[Dataset records]
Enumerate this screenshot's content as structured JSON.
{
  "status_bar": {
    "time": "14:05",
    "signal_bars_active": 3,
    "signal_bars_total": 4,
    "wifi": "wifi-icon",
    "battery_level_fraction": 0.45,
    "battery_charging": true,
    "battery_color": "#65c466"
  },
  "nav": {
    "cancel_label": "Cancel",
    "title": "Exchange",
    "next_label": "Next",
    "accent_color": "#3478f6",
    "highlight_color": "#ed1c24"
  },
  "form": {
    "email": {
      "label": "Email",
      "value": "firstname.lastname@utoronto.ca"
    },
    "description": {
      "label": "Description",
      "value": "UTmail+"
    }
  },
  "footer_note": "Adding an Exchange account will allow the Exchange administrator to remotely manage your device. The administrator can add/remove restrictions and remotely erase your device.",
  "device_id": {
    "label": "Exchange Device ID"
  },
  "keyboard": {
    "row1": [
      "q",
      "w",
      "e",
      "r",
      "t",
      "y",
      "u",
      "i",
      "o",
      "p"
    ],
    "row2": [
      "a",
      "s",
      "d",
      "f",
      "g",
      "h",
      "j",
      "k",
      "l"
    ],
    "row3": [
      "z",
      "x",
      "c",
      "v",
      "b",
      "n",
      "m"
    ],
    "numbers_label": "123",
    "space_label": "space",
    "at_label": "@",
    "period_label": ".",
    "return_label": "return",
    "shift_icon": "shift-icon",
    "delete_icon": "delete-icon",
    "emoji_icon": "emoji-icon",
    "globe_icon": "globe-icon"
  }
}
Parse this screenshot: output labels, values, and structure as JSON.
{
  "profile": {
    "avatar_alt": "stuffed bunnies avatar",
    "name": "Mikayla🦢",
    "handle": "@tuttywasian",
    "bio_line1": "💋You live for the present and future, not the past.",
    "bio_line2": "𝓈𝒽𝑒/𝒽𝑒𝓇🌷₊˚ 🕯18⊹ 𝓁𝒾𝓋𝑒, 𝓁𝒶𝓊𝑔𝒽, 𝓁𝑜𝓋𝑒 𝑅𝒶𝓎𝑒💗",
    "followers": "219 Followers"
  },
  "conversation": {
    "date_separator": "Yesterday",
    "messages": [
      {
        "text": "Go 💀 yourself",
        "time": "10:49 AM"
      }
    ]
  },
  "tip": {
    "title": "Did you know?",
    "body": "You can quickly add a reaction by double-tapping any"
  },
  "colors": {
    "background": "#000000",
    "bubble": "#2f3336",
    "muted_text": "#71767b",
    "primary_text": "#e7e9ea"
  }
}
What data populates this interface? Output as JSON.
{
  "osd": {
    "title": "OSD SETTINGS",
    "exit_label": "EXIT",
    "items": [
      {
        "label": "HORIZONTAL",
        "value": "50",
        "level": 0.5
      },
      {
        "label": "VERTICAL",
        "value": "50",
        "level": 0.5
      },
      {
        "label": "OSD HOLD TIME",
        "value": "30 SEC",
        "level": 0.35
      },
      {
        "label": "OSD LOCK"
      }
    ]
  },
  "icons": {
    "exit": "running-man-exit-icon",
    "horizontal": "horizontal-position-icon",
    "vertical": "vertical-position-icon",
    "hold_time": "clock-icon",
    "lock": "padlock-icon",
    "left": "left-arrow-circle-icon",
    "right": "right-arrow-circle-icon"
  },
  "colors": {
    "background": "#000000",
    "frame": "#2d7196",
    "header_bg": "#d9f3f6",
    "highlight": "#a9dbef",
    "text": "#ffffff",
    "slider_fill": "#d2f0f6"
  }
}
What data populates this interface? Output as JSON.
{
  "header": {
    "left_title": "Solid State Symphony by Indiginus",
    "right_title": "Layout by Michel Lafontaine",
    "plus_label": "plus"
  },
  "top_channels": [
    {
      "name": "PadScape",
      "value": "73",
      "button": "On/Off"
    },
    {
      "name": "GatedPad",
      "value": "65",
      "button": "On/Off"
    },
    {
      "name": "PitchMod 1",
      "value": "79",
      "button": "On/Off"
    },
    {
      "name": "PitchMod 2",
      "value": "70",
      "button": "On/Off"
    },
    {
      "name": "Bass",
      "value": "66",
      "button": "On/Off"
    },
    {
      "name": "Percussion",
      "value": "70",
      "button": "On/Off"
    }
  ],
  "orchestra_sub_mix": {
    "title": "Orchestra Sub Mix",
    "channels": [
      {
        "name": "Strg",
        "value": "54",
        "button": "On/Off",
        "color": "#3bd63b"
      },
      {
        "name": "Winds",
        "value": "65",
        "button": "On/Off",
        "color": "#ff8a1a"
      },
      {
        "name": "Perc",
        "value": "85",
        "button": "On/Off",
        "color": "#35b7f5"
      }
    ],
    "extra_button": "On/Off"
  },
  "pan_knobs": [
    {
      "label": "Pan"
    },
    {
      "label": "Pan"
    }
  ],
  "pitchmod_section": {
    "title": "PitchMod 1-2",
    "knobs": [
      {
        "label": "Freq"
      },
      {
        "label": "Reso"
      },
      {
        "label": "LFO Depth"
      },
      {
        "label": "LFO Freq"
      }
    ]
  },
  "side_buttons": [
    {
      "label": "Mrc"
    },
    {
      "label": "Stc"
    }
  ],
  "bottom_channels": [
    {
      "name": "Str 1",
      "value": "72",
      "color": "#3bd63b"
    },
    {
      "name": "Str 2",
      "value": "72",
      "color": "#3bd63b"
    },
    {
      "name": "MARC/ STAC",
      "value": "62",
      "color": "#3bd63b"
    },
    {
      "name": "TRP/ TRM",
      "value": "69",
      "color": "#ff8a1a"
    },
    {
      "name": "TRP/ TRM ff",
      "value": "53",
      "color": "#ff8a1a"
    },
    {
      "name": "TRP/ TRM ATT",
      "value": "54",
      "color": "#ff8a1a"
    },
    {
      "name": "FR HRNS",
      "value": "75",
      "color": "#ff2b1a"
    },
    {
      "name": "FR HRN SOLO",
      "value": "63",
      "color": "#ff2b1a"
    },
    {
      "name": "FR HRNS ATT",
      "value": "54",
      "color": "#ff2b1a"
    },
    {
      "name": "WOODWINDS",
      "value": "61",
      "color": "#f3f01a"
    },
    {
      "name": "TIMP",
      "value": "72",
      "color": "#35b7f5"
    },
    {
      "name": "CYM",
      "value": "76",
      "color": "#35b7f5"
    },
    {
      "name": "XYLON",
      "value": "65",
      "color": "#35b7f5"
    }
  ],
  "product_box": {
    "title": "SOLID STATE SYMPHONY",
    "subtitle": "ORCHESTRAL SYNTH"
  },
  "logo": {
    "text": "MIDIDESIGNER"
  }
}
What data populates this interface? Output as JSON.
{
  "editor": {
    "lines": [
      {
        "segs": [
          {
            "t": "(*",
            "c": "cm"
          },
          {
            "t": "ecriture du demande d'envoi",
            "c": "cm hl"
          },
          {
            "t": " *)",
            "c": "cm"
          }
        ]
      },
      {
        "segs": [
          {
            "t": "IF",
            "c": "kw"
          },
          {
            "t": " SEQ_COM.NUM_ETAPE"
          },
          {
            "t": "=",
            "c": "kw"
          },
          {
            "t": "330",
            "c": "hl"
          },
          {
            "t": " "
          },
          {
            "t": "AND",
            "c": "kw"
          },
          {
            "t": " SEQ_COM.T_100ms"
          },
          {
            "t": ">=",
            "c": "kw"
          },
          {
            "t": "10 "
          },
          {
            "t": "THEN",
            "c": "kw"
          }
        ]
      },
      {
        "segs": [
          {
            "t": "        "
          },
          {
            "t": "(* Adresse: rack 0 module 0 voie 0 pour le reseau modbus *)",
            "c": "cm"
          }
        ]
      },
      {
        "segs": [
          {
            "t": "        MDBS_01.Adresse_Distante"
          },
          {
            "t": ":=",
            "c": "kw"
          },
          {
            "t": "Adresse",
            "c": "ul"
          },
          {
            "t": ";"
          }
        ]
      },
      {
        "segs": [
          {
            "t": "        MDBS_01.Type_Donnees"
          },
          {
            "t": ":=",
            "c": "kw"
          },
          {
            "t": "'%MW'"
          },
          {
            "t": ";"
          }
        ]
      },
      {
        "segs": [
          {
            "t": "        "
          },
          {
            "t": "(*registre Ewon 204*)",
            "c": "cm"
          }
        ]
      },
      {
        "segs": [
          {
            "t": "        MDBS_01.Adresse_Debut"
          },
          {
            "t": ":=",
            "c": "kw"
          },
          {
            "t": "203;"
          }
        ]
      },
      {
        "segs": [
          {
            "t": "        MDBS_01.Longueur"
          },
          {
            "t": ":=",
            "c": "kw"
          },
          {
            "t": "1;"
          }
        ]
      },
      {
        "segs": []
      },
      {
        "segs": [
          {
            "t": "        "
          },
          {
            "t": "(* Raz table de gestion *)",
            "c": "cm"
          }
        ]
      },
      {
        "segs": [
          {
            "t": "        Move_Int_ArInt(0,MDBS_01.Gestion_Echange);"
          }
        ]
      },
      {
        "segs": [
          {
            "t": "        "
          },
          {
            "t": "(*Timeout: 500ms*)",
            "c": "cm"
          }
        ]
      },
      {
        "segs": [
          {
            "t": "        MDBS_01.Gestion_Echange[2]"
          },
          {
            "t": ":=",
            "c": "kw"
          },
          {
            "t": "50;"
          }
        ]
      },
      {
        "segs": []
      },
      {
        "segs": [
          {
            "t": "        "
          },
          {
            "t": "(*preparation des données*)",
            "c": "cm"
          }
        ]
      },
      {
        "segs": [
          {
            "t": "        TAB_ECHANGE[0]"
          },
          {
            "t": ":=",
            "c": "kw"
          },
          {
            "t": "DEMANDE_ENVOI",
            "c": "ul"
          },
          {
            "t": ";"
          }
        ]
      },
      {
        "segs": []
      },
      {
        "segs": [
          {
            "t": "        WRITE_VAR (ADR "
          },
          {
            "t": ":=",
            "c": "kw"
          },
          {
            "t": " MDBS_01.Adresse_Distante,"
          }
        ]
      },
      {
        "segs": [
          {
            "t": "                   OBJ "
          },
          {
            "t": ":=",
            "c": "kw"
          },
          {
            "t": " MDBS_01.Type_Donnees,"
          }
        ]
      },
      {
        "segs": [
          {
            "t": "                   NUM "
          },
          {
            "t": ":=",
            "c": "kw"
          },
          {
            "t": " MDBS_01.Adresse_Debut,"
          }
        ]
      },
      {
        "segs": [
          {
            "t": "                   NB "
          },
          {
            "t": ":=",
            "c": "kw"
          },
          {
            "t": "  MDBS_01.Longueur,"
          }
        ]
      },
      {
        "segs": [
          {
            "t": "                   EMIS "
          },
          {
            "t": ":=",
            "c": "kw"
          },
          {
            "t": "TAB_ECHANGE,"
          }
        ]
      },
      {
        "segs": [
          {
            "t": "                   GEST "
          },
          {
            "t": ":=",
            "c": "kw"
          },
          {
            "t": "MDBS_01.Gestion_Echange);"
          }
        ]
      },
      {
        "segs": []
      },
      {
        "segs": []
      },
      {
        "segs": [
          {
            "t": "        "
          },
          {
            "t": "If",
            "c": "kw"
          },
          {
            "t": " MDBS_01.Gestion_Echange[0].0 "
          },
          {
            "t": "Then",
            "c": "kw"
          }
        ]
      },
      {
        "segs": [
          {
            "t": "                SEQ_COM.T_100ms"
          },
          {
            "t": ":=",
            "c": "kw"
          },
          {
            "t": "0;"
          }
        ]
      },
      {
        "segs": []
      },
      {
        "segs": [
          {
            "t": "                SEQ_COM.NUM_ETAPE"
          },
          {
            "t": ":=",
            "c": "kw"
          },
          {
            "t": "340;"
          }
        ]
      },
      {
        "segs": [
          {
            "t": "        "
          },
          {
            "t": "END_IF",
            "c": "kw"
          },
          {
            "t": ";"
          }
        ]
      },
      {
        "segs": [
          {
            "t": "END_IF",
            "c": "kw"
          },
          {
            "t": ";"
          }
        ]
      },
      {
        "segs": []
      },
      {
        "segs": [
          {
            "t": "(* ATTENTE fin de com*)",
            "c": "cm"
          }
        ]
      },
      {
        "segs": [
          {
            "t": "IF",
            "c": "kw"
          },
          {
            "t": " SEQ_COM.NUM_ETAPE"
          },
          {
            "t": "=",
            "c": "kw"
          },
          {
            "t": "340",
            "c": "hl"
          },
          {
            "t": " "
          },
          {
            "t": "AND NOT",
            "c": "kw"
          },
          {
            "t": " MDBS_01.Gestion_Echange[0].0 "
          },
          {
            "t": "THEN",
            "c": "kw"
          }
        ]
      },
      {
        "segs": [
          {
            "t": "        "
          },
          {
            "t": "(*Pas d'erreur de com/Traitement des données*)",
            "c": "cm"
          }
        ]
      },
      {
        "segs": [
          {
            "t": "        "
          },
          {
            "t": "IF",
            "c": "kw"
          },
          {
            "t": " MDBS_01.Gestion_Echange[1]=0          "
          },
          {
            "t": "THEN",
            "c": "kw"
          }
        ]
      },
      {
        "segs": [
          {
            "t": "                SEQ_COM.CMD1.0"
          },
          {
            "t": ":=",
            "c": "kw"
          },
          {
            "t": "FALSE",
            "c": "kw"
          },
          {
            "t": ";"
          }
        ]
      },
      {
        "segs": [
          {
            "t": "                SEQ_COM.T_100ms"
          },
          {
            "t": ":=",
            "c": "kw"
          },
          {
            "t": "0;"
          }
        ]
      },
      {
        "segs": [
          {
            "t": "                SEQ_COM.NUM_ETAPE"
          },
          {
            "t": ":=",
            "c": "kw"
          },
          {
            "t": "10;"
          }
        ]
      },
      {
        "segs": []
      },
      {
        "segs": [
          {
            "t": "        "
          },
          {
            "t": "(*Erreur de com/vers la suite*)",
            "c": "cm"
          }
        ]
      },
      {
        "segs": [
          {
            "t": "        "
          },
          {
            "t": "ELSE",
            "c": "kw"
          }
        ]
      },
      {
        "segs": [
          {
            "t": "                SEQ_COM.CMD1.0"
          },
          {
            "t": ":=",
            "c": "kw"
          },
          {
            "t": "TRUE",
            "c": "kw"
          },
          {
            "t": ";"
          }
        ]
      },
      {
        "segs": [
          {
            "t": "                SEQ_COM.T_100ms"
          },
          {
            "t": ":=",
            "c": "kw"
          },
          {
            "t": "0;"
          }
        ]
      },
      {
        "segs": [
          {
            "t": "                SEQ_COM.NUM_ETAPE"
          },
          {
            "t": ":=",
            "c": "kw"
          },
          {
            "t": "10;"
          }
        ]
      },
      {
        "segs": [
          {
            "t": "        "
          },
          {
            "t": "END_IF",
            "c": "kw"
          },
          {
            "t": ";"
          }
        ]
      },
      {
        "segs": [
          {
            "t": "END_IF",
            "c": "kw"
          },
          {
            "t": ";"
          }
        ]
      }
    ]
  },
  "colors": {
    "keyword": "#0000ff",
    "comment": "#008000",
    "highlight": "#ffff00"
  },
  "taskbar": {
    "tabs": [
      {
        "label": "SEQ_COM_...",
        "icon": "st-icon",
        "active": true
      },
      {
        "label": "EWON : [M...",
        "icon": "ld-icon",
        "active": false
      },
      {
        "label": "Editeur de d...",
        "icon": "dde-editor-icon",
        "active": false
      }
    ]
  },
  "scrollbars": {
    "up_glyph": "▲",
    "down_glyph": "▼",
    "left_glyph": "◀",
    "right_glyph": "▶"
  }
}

STATED PROBLEM:
Pull every line containing "Exchange" out of the records.

OUTPUT FOR THIS EXERCISE:
    "title": "Exchange",
  "footer_note": "Adding an Exchange account will allow the Exchange administrator to remotely manage your device. The administrator can add/remove restrictions and remotely erase your device.",
    "label": "Exchange Device ID"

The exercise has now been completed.